*EXERCISE*. Find the lines containing the word "training" and copy every one of them.

(Stored data)
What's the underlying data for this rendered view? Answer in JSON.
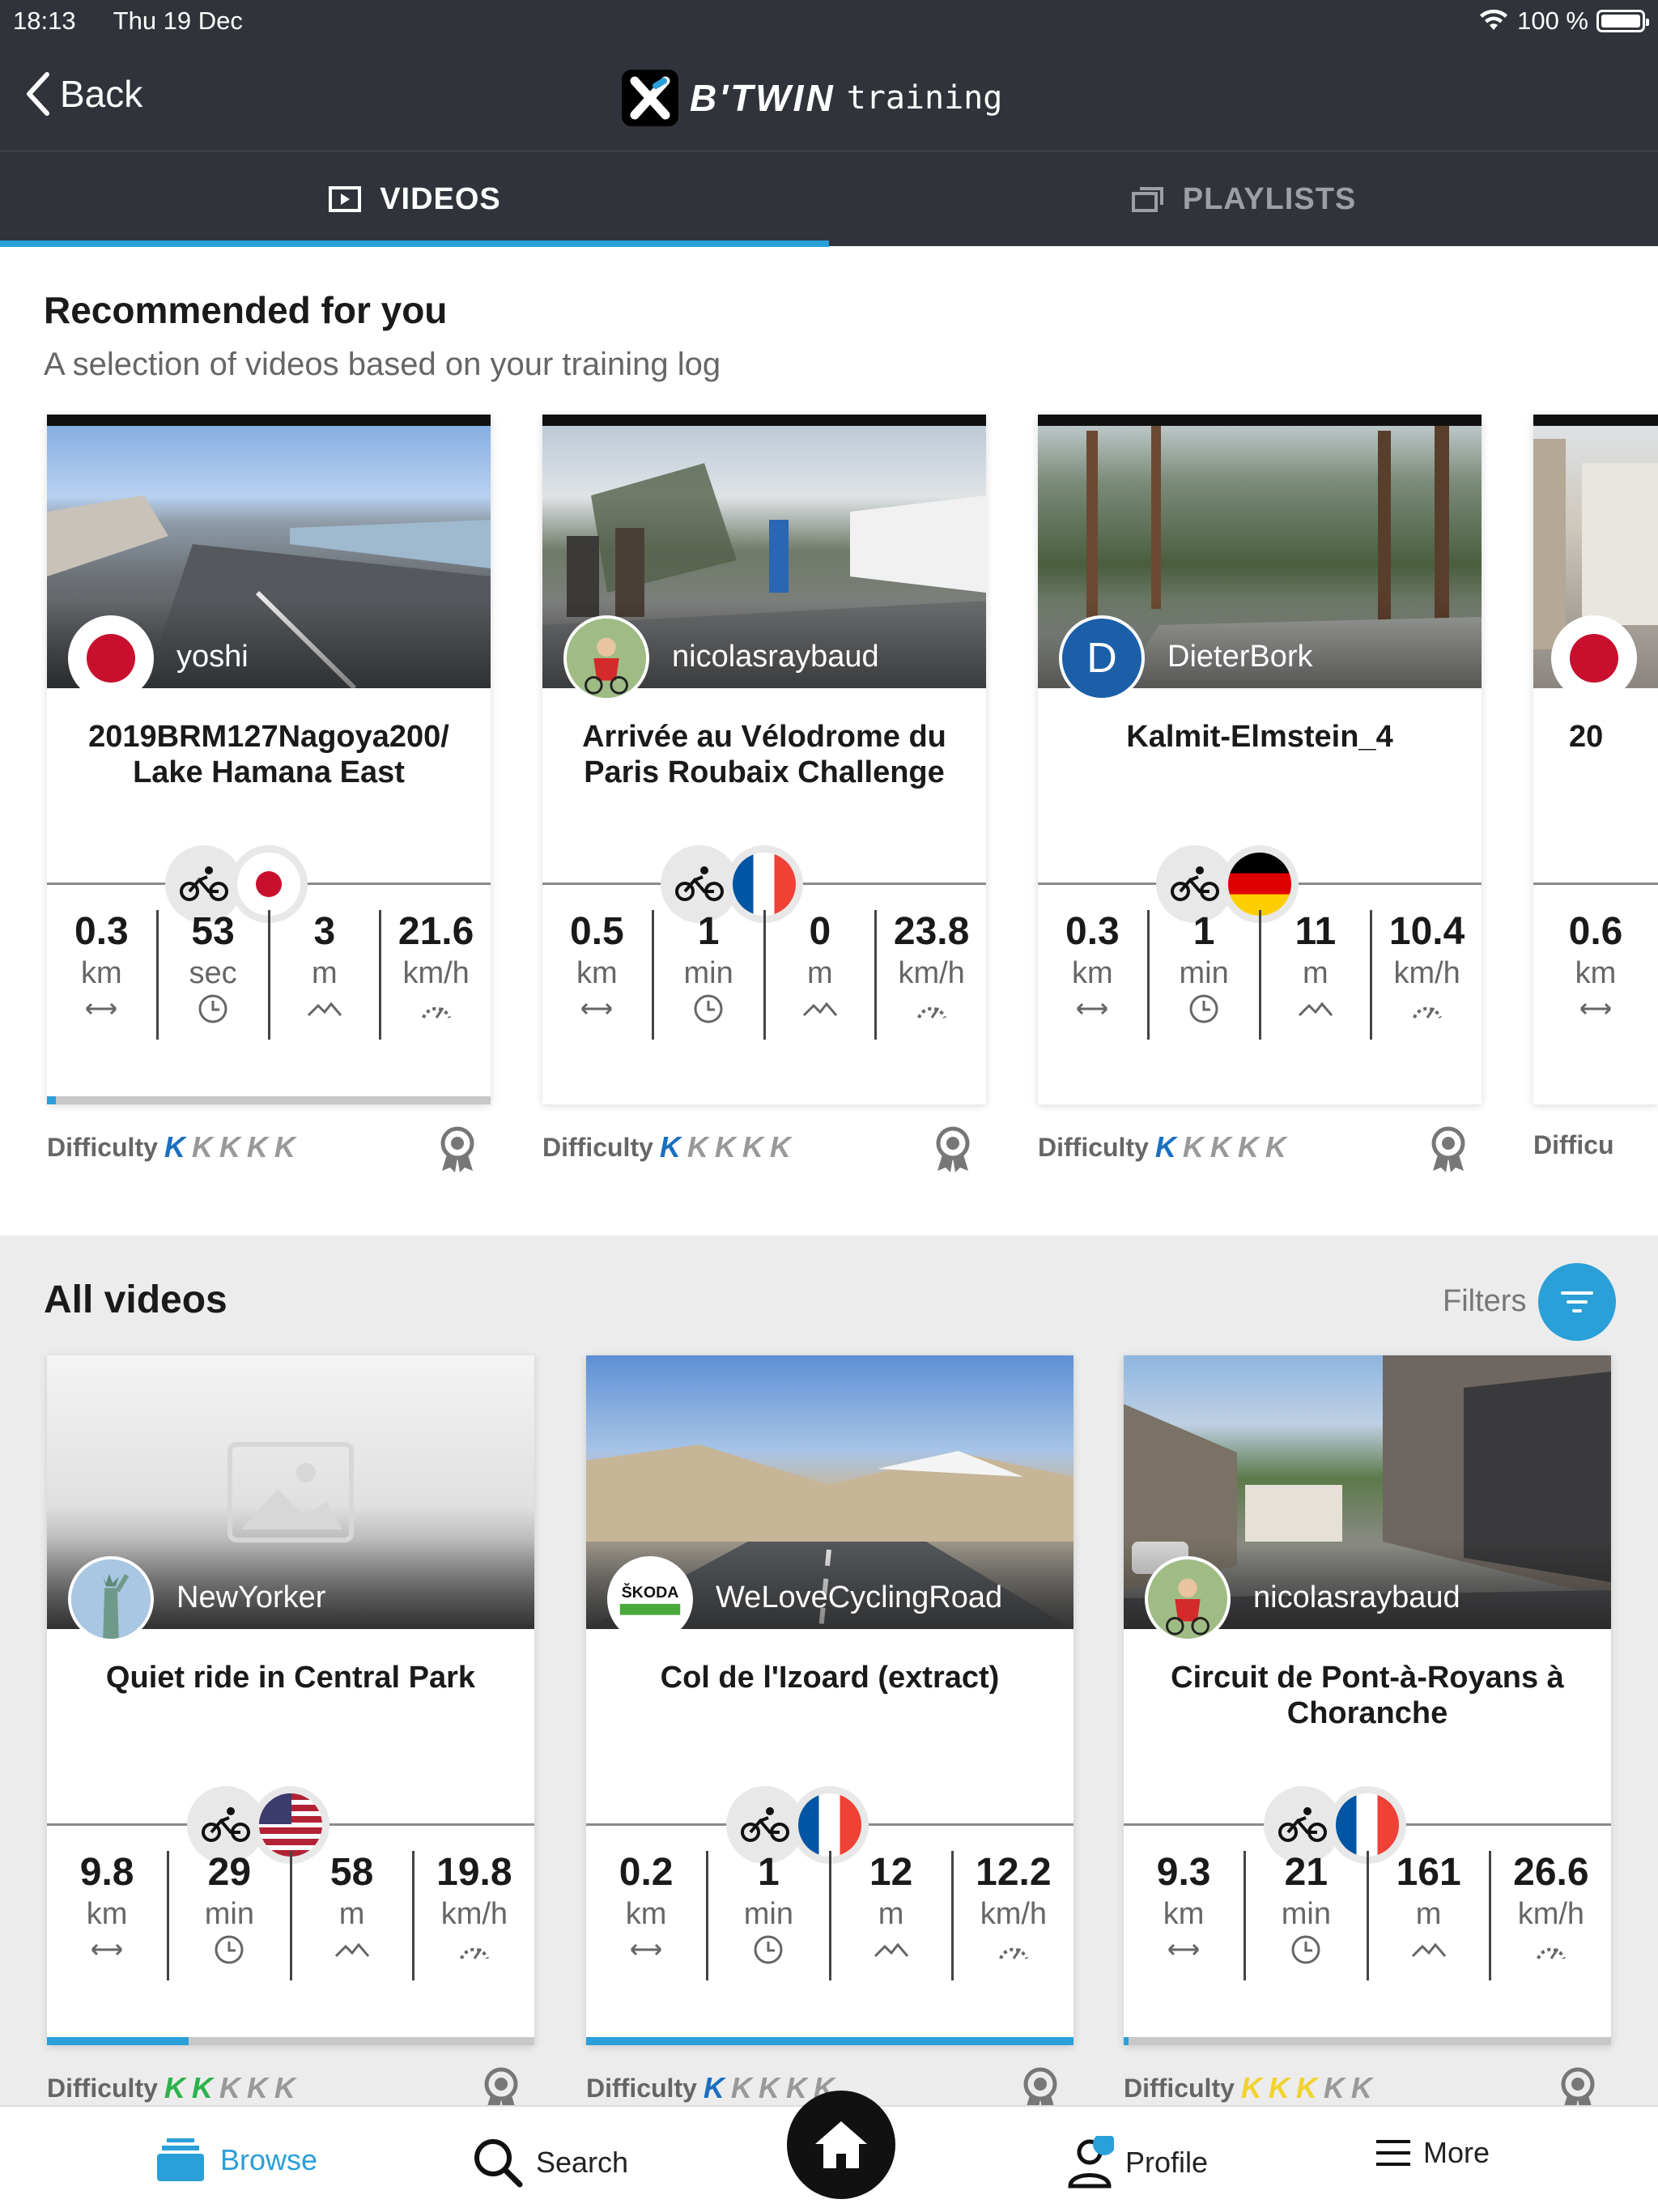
{
  "status_bar": {
    "time": "18:13",
    "date": "Thu 19 Dec",
    "battery": "100 %"
  },
  "header": {
    "back_label": "Back",
    "logo_brand": "B'TWIN",
    "logo_sub": "training"
  },
  "tabs": [
    {
      "label": "VIDEOS",
      "active": true
    },
    {
      "label": "PLAYLISTS",
      "active": false
    }
  ],
  "recommended": {
    "title": "Recommended for you",
    "subtitle": "A selection of videos based on your training log",
    "cards": [
      {
        "author": "yoshi",
        "title": "2019BRM127Nagoya200/ Lake Hamana East",
        "country": "Japan",
        "stats": [
          {
            "value": "0.3",
            "unit": "km"
          },
          {
            "value": "53",
            "unit": "sec"
          },
          {
            "value": "3",
            "unit": "m"
          },
          {
            "value": "21.6",
            "unit": "km/h"
          }
        ],
        "progress": 0.02,
        "difficulty_label": "Difficulty",
        "difficulty_level": 1,
        "difficulty_color": "#1a6fbf"
      },
      {
        "author": "nicolasraybaud",
        "title": "Arrivée au Vélodrome du Paris Roubaix Challenge",
        "country": "France",
        "stats": [
          {
            "value": "0.5",
            "unit": "km"
          },
          {
            "value": "1",
            "unit": "min"
          },
          {
            "value": "0",
            "unit": "m"
          },
          {
            "value": "23.8",
            "unit": "km/h"
          }
        ],
        "progress": 0,
        "difficulty_label": "Difficulty",
        "difficulty_level": 1,
        "difficulty_color": "#1a6fbf"
      },
      {
        "author": "DieterBork",
        "avatar_letter": "D",
        "title": "Kalmit-Elmstein_4",
        "country": "Germany",
        "stats": [
          {
            "value": "0.3",
            "unit": "km"
          },
          {
            "value": "1",
            "unit": "min"
          },
          {
            "value": "11",
            "unit": "m"
          },
          {
            "value": "10.4",
            "unit": "km/h"
          }
        ],
        "progress": 0,
        "difficulty_label": "Difficulty",
        "difficulty_level": 1,
        "difficulty_color": "#1a6fbf"
      },
      {
        "author": "",
        "title": "20",
        "country": "Japan",
        "stats": [
          {
            "value": "0.6",
            "unit": "km"
          }
        ],
        "progress": 0,
        "difficulty_label": "Difficu",
        "difficulty_level": 0,
        "difficulty_color": "#1a6fbf"
      }
    ]
  },
  "all_videos": {
    "title": "All videos",
    "filters_label": "Filters",
    "cards": [
      {
        "author": "NewYorker",
        "title": "Quiet ride in Central Park",
        "country": "USA",
        "stats": [
          {
            "value": "9.8",
            "unit": "km"
          },
          {
            "value": "29",
            "unit": "min"
          },
          {
            "value": "58",
            "unit": "m"
          },
          {
            "value": "19.8",
            "unit": "km/h"
          }
        ],
        "progress": 0.29,
        "difficulty_label": "Difficulty",
        "difficulty_level": 2,
        "difficulty_color": "#2bb24c"
      },
      {
        "author": "WeLoveCyclingRoad",
        "title": "Col de l'Izoard (extract)",
        "country": "France",
        "stats": [
          {
            "value": "0.2",
            "unit": "km"
          },
          {
            "value": "1",
            "unit": "min"
          },
          {
            "value": "12",
            "unit": "m"
          },
          {
            "value": "12.2",
            "unit": "km/h"
          }
        ],
        "progress": 1.0,
        "difficulty_label": "Difficulty",
        "difficulty_level": 1,
        "difficulty_color": "#1a6fbf"
      },
      {
        "author": "nicolasraybaud",
        "title": "Circuit de Pont-à-Royans à Choranche",
        "country": "France",
        "stats": [
          {
            "value": "9.3",
            "unit": "km"
          },
          {
            "value": "21",
            "unit": "min"
          },
          {
            "value": "161",
            "unit": "m"
          },
          {
            "value": "26.6",
            "unit": "km/h"
          }
        ],
        "progress": 0.01,
        "difficulty_label": "Difficulty",
        "difficulty_level": 3,
        "difficulty_color": "#f2d22e"
      }
    ]
  },
  "bottom_nav": {
    "browse": "Browse",
    "search": "Search",
    "profile": "Profile",
    "more": "More"
  },
  "colors": {
    "accent": "#2a9fd8",
    "header_bg": "#30343a"
  },
  "icons": [
    "chevron-left-icon",
    "wifi-icon",
    "battery-icon",
    "video-icon",
    "playlist-icon",
    "bike-icon",
    "clock-icon",
    "distance-icon",
    "elevation-icon",
    "speed-icon",
    "medal-icon",
    "filter-icon",
    "home-icon",
    "search-icon",
    "profile-icon",
    "menu-icon"
  ]
}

*COMPLETE ANSWER*.
    "logo_sub": "training"
    "subtitle": "A selection of videos based on your training log",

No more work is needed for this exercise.